→ WRITTEN TASK
Output the data below in full, byte for byte. Nothing may differ.

→ ITEMS

※ ※ ※

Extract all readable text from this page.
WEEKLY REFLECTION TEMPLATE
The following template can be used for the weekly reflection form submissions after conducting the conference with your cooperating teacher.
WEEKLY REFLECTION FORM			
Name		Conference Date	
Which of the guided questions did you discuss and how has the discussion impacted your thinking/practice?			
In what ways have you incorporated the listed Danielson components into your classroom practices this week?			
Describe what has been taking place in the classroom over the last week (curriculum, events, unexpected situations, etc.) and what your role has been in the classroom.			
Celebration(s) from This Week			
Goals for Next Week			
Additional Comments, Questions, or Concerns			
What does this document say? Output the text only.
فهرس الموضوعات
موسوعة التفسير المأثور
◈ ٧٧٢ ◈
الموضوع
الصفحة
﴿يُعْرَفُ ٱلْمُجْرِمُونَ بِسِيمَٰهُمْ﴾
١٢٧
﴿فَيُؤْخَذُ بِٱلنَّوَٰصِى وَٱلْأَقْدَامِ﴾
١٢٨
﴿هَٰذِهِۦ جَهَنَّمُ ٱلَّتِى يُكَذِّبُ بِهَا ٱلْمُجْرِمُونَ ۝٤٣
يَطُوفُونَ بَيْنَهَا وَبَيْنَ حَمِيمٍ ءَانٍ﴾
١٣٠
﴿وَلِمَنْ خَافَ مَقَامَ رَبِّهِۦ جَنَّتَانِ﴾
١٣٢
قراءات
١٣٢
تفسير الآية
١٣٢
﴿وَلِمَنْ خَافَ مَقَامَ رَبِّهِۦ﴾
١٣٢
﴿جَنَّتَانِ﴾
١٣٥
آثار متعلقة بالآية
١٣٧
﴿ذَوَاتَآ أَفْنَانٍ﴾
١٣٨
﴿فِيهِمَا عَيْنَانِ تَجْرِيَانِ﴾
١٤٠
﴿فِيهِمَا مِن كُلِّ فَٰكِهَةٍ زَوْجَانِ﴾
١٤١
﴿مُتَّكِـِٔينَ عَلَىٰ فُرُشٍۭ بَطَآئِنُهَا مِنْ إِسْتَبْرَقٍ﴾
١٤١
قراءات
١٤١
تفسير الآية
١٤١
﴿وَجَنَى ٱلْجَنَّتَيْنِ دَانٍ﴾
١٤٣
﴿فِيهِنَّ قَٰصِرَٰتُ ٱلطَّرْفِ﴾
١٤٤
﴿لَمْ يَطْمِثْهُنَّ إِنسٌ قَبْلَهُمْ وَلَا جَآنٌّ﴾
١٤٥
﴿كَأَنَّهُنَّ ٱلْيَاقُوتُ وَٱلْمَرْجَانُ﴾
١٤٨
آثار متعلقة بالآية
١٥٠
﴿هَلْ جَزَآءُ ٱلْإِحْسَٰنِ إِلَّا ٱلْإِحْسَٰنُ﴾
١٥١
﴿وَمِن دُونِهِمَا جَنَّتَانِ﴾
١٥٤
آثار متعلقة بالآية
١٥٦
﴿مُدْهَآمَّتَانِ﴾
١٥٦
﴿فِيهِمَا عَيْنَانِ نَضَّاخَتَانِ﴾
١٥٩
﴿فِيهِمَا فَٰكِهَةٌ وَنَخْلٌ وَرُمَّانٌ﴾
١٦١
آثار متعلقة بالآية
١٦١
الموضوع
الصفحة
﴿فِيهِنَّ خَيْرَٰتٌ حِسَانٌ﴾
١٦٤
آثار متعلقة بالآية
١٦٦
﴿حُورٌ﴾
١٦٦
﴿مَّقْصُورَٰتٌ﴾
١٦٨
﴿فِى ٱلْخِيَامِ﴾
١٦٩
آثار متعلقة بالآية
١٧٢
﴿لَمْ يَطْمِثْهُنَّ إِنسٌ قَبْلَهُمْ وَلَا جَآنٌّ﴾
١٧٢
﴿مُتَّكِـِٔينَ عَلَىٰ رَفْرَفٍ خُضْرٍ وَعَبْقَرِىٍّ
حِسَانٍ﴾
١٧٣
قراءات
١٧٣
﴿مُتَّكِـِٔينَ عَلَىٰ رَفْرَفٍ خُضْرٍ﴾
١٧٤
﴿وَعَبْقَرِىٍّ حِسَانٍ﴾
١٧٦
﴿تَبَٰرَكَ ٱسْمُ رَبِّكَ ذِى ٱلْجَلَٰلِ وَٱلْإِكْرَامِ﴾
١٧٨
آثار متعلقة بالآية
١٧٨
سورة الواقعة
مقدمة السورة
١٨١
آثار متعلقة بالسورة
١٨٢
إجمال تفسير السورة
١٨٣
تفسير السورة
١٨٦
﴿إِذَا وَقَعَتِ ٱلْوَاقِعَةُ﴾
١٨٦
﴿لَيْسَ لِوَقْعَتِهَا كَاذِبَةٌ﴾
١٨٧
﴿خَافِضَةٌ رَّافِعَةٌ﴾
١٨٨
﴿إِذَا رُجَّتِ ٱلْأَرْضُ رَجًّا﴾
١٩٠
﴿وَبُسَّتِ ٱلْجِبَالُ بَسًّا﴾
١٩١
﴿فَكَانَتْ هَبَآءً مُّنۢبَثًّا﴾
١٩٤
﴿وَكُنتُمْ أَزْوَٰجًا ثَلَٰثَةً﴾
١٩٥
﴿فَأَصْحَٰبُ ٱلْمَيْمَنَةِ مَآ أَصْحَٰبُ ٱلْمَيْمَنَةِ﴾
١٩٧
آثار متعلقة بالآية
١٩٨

※ ※ ※

→ PROBLEM SOLUTION
Extract all readable text from this page.
WEEKLY REFLECTION TEMPLATE
The following template can be used for the weekly reflection form submissions after conducting the conference with your cooperating teacher.
WEEKLY REFLECTION FORM			
Name		Conference Date	
Which of the guided questions did you discuss and how has the discussion impacted your thinking/practice?			
In what ways have you incorporated the listed Danielson components into your classroom practices this week?			
Describe what has been taking place in the classroom over the last week (curriculum, events, unexpected situations, etc.) and what your role has been in the classroom.			
Celebration(s) from This Week			
Goals for Next Week			
Additional Comments, Questions, or Concerns			
What does this document say? Output the text only.
فهرس الموضوعات
موسوعة التفسير المأثور
◈ ٧٧٢ ◈
الموضوع
الصفحة
﴿يُعْرَفُ ٱلْمُجْرِمُونَ بِسِيمَٰهُمْ﴾
١٢٧
﴿فَيُؤْخَذُ بِٱلنَّوَٰصِى وَٱلْأَقْدَامِ﴾
١٢٨
﴿هَٰذِهِۦ جَهَنَّمُ ٱلَّتِى يُكَذِّبُ بِهَا ٱلْمُجْرِمُونَ ۝٤٣
يَطُوفُونَ بَيْنَهَا وَبَيْنَ حَمِيمٍ ءَانٍ﴾
١٣٠
﴿وَلِمَنْ خَافَ مَقَامَ رَبِّهِۦ جَنَّتَانِ﴾
١٣٢
قراءات
١٣٢
تفسير الآية
١٣٢
﴿وَلِمَنْ خَافَ مَقَامَ رَبِّهِۦ﴾
١٣٢
﴿جَنَّتَانِ﴾
١٣٥
آثار متعلقة بالآية
١٣٧
﴿ذَوَاتَآ أَفْنَانٍ﴾
١٣٨
﴿فِيهِمَا عَيْنَانِ تَجْرِيَانِ﴾
١٤٠
﴿فِيهِمَا مِن كُلِّ فَٰكِهَةٍ زَوْجَانِ﴾
١٤١
﴿مُتَّكِـِٔينَ عَلَىٰ فُرُشٍۭ بَطَآئِنُهَا مِنْ إِسْتَبْرَقٍ﴾
١٤١
قراءات
١٤١
تفسير الآية
١٤١
﴿وَجَنَى ٱلْجَنَّتَيْنِ دَانٍ﴾
١٤٣
﴿فِيهِنَّ قَٰصِرَٰتُ ٱلطَّرْفِ﴾
١٤٤
﴿لَمْ يَطْمِثْهُنَّ إِنسٌ قَبْلَهُمْ وَلَا جَآنٌّ﴾
١٤٥
﴿كَأَنَّهُنَّ ٱلْيَاقُوتُ وَٱلْمَرْجَانُ﴾
١٤٨
آثار متعلقة بالآية
١٥٠
﴿هَلْ جَزَآءُ ٱلْإِحْسَٰنِ إِلَّا ٱلْإِحْسَٰنُ﴾
١٥١
﴿وَمِن دُونِهِمَا جَنَّتَانِ﴾
١٥٤
آثار متعلقة بالآية
١٥٦
﴿مُدْهَآمَّتَانِ﴾
١٥٦
﴿فِيهِمَا عَيْنَانِ نَضَّاخَتَانِ﴾
١٥٩
﴿فِيهِمَا فَٰكِهَةٌ وَنَخْلٌ وَرُمَّانٌ﴾
١٦١
آثار متعلقة بالآية
١٦١
الموضوع
الصفحة
﴿فِيهِنَّ خَيْرَٰتٌ حِسَانٌ﴾
١٦٤
آثار متعلقة بالآية
١٦٦
﴿حُورٌ﴾
١٦٦
﴿مَّقْصُورَٰتٌ﴾
١٦٨
﴿فِى ٱلْخِيَامِ﴾
١٦٩
آثار متعلقة بالآية
١٧٢
﴿لَمْ يَطْمِثْهُنَّ إِنسٌ قَبْلَهُمْ وَلَا جَآنٌّ﴾
١٧٢
﴿مُتَّكِـِٔينَ عَلَىٰ رَفْرَفٍ خُضْرٍ وَعَبْقَرِىٍّ
حِسَانٍ﴾
١٧٣
قراءات
١٧٣
﴿مُتَّكِـِٔينَ عَلَىٰ رَفْرَفٍ خُضْرٍ﴾
١٧٤
﴿وَعَبْقَرِىٍّ حِسَانٍ﴾
١٧٦
﴿تَبَٰرَكَ ٱسْمُ رَبِّكَ ذِى ٱلْجَلَٰلِ وَٱلْإِكْرَامِ﴾
١٧٨
آثار متعلقة بالآية
١٧٨
سورة الواقعة
مقدمة السورة
١٨١
آثار متعلقة بالسورة
١٨٢
إجمال تفسير السورة
١٨٣
تفسير السورة
١٨٦
﴿إِذَا وَقَعَتِ ٱلْوَاقِعَةُ﴾
١٨٦
﴿لَيْسَ لِوَقْعَتِهَا كَاذِبَةٌ﴾
١٨٧
﴿خَافِضَةٌ رَّافِعَةٌ﴾
١٨٨
﴿إِذَا رُجَّتِ ٱلْأَرْضُ رَجًّا﴾
١٩٠
﴿وَبُسَّتِ ٱلْجِبَالُ بَسًّا﴾
١٩١
﴿فَكَانَتْ هَبَآءً مُّنۢبَثًّا﴾
١٩٤
﴿وَكُنتُمْ أَزْوَٰجًا ثَلَٰثَةً﴾
١٩٥
﴿فَأَصْحَٰبُ ٱلْمَيْمَنَةِ مَآ أَصْحَٰبُ ٱلْمَيْمَنَةِ﴾
١٩٧
آثار متعلقة بالآية
١٩٨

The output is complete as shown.